● **Challenge**
All the data must come back unchanged, except that pictures are left out.

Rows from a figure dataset
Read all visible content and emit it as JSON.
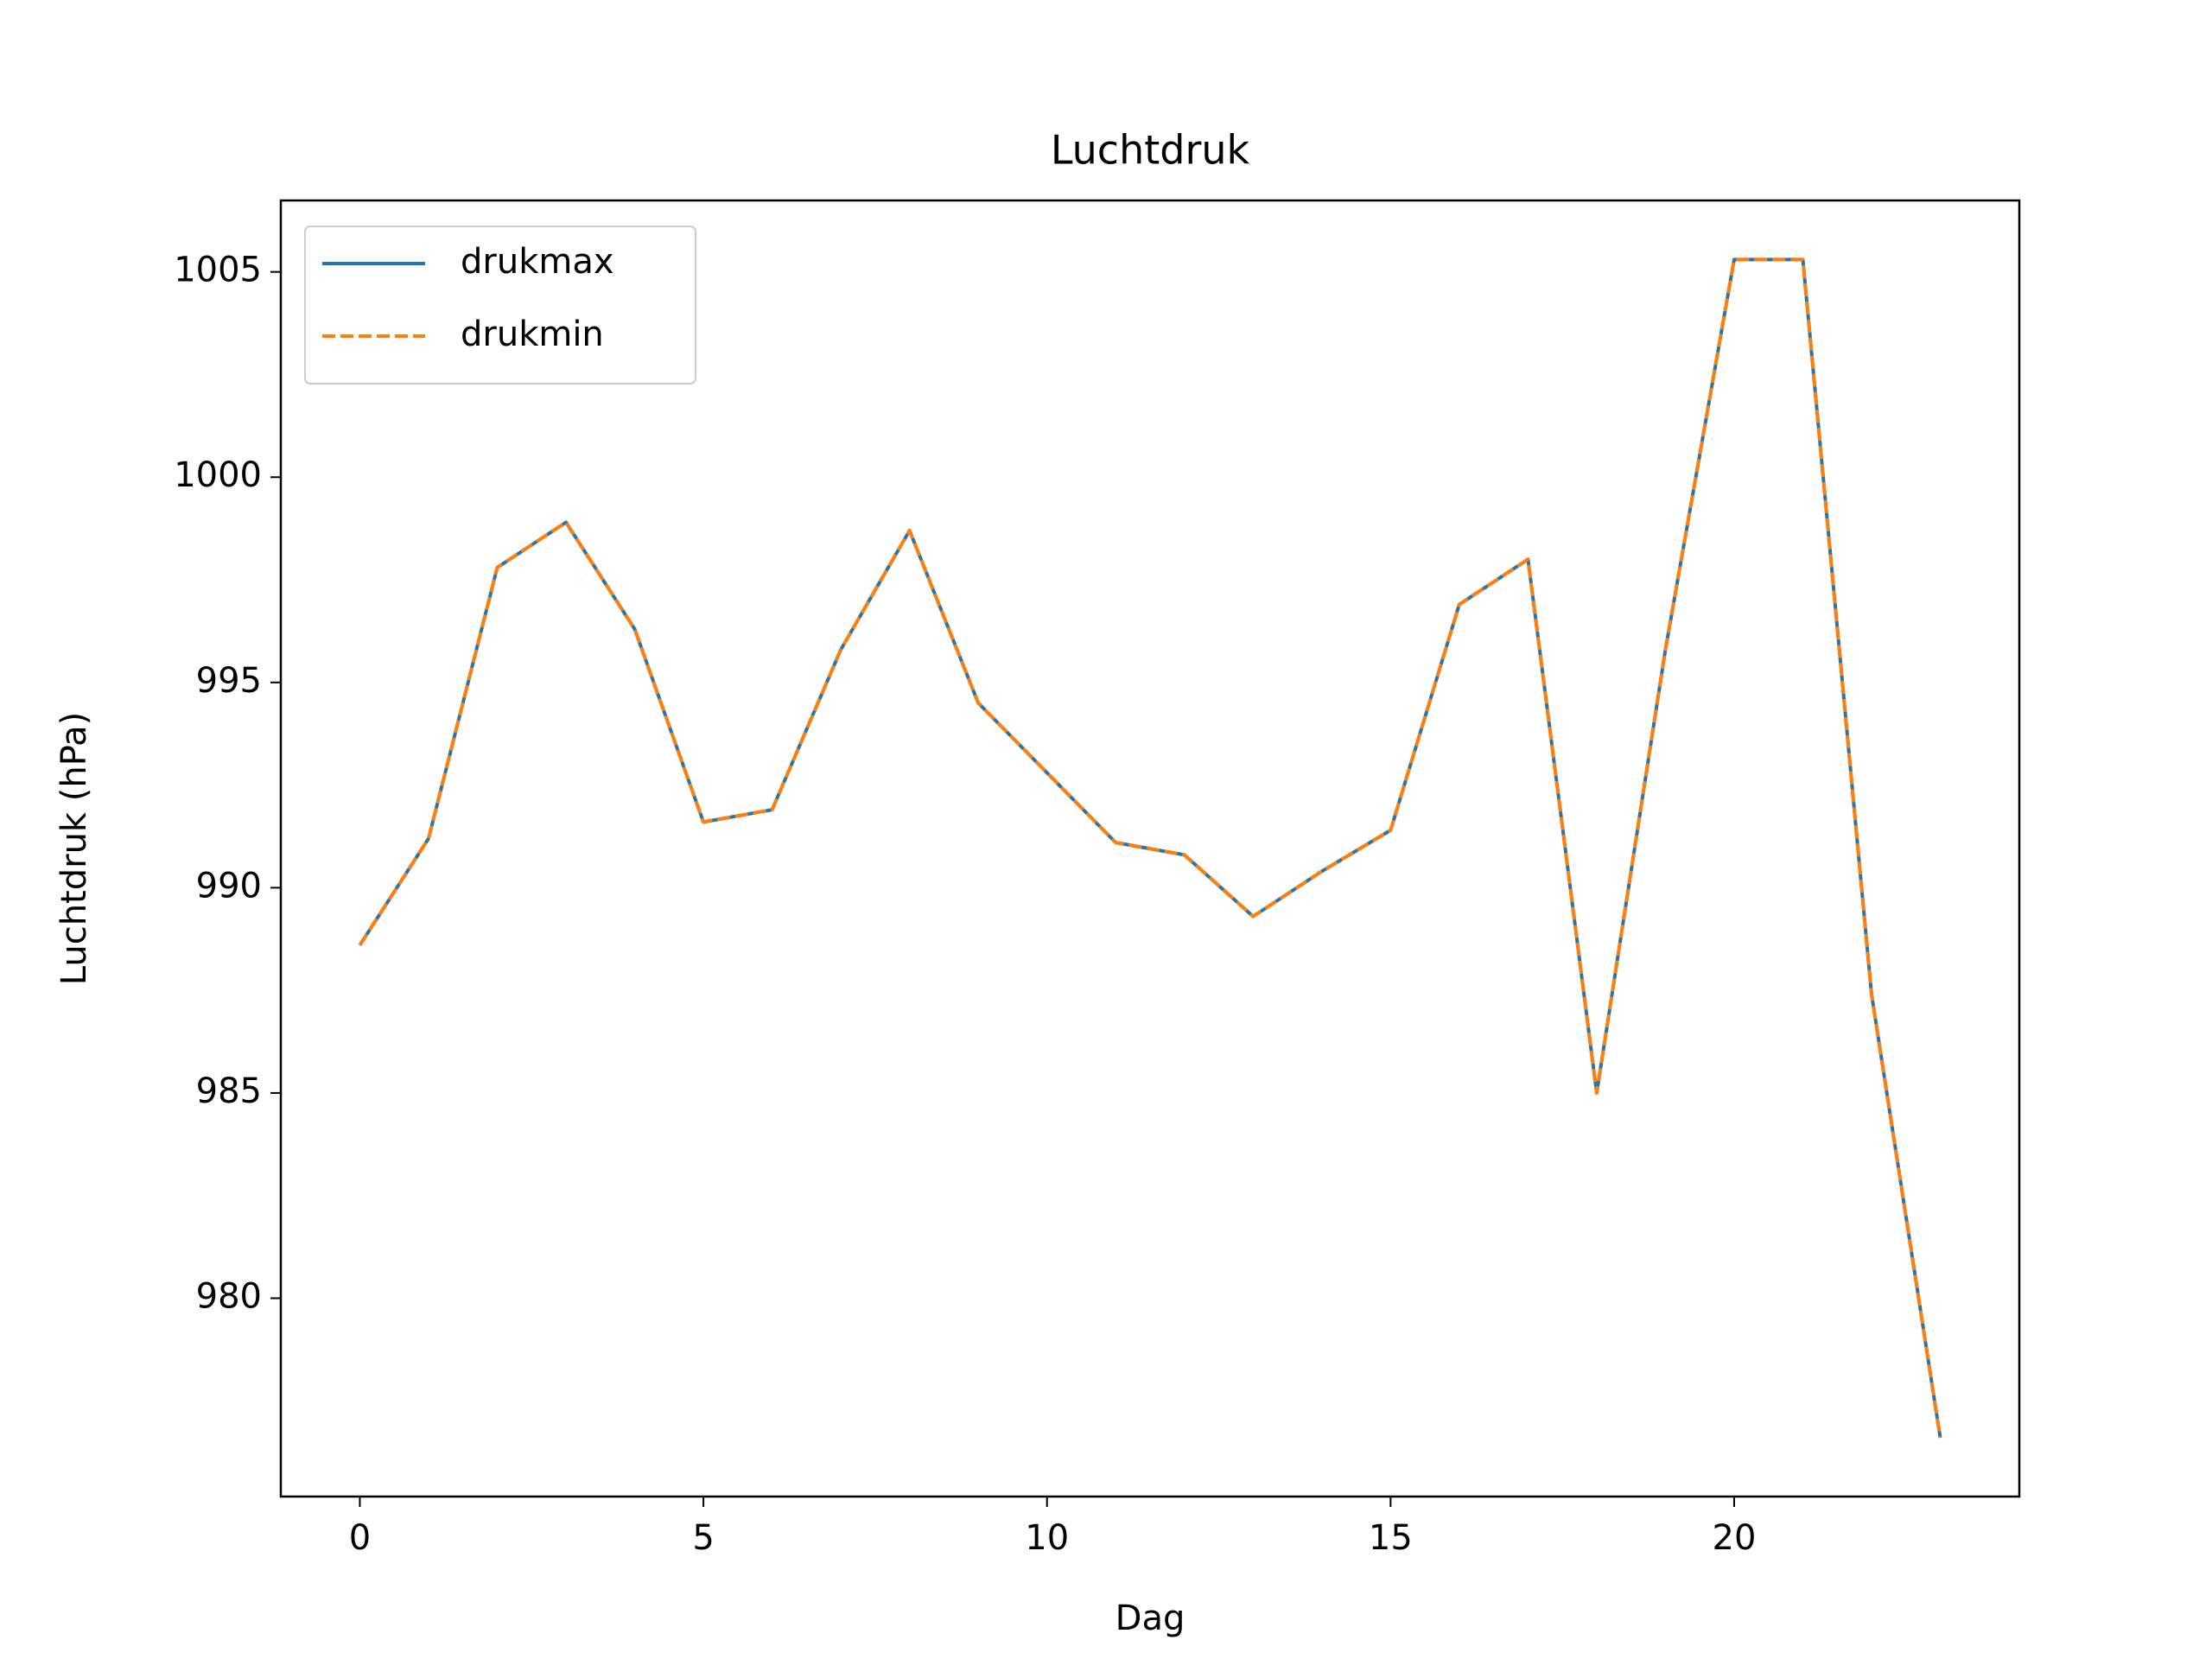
{
  "chart_data": {
    "type": "line",
    "title": "Luchtdruk",
    "x_label": "Dag",
    "y_label": "Luchtdruk (hPa)",
    "x": [
      0,
      1,
      2,
      3,
      4,
      5,
      6,
      7,
      8,
      9,
      10,
      11,
      12,
      13,
      14,
      15,
      16,
      17,
      18,
      19,
      20,
      21,
      22,
      23
    ],
    "series": [
      {
        "name": "drukmax",
        "color": "#1f77b4",
        "dash": "solid",
        "values": [
          988.6,
          991.2,
          997.8,
          998.9,
          996.3,
          991.6,
          991.9,
          995.8,
          998.7,
          994.5,
          992.8,
          991.1,
          990.8,
          989.3,
          990.4,
          991.4,
          996.9,
          998.0,
          985.0,
          995.8,
          1005.3,
          1005.3,
          987.4,
          976.6
        ]
      },
      {
        "name": "drukmin",
        "color": "#ff7f0e",
        "dash": "dashed",
        "values": [
          988.6,
          991.2,
          997.8,
          998.9,
          996.3,
          991.6,
          991.9,
          995.8,
          998.7,
          994.5,
          992.8,
          991.1,
          990.8,
          989.3,
          990.4,
          991.4,
          996.9,
          998.0,
          985.0,
          995.8,
          1005.3,
          1005.3,
          987.4,
          976.6
        ]
      }
    ],
    "xlim": [
      -1.15,
      24.15
    ],
    "ylim": [
      975.17,
      1006.74
    ],
    "xticks": [
      0,
      5,
      10,
      15,
      20
    ],
    "yticks": [
      980,
      985,
      990,
      995,
      1000,
      1005
    ],
    "legend": "upper left",
    "grid": false
  }
}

● **Worked answer**
Read all visible content and emit it as JSON.
{
  "chart_data": {
    "type": "line",
    "title": "Luchtdruk",
    "x_label": "Dag",
    "y_label": "Luchtdruk (hPa)",
    "x": [
      0,
      1,
      2,
      3,
      4,
      5,
      6,
      7,
      8,
      9,
      10,
      11,
      12,
      13,
      14,
      15,
      16,
      17,
      18,
      19,
      20,
      21,
      22,
      23
    ],
    "series": [
      {
        "name": "drukmax",
        "color": "#1f77b4",
        "dash": "solid",
        "values": [
          988.6,
          991.2,
          997.8,
          998.9,
          996.3,
          991.6,
          991.9,
          995.8,
          998.7,
          994.5,
          992.8,
          991.1,
          990.8,
          989.3,
          990.4,
          991.4,
          996.9,
          998.0,
          985.0,
          995.8,
          1005.3,
          1005.3,
          987.4,
          976.6
        ]
      },
      {
        "name": "drukmin",
        "color": "#ff7f0e",
        "dash": "dashed",
        "values": [
          988.6,
          991.2,
          997.8,
          998.9,
          996.3,
          991.6,
          991.9,
          995.8,
          998.7,
          994.5,
          992.8,
          991.1,
          990.8,
          989.3,
          990.4,
          991.4,
          996.9,
          998.0,
          985.0,
          995.8,
          1005.3,
          1005.3,
          987.4,
          976.6
        ]
      }
    ],
    "xlim": [
      -1.15,
      24.15
    ],
    "ylim": [
      975.17,
      1006.74
    ],
    "xticks": [
      0,
      5,
      10,
      15,
      20
    ],
    "yticks": [
      980,
      985,
      990,
      995,
      1000,
      1005
    ],
    "legend": "upper left",
    "grid": false
  }
}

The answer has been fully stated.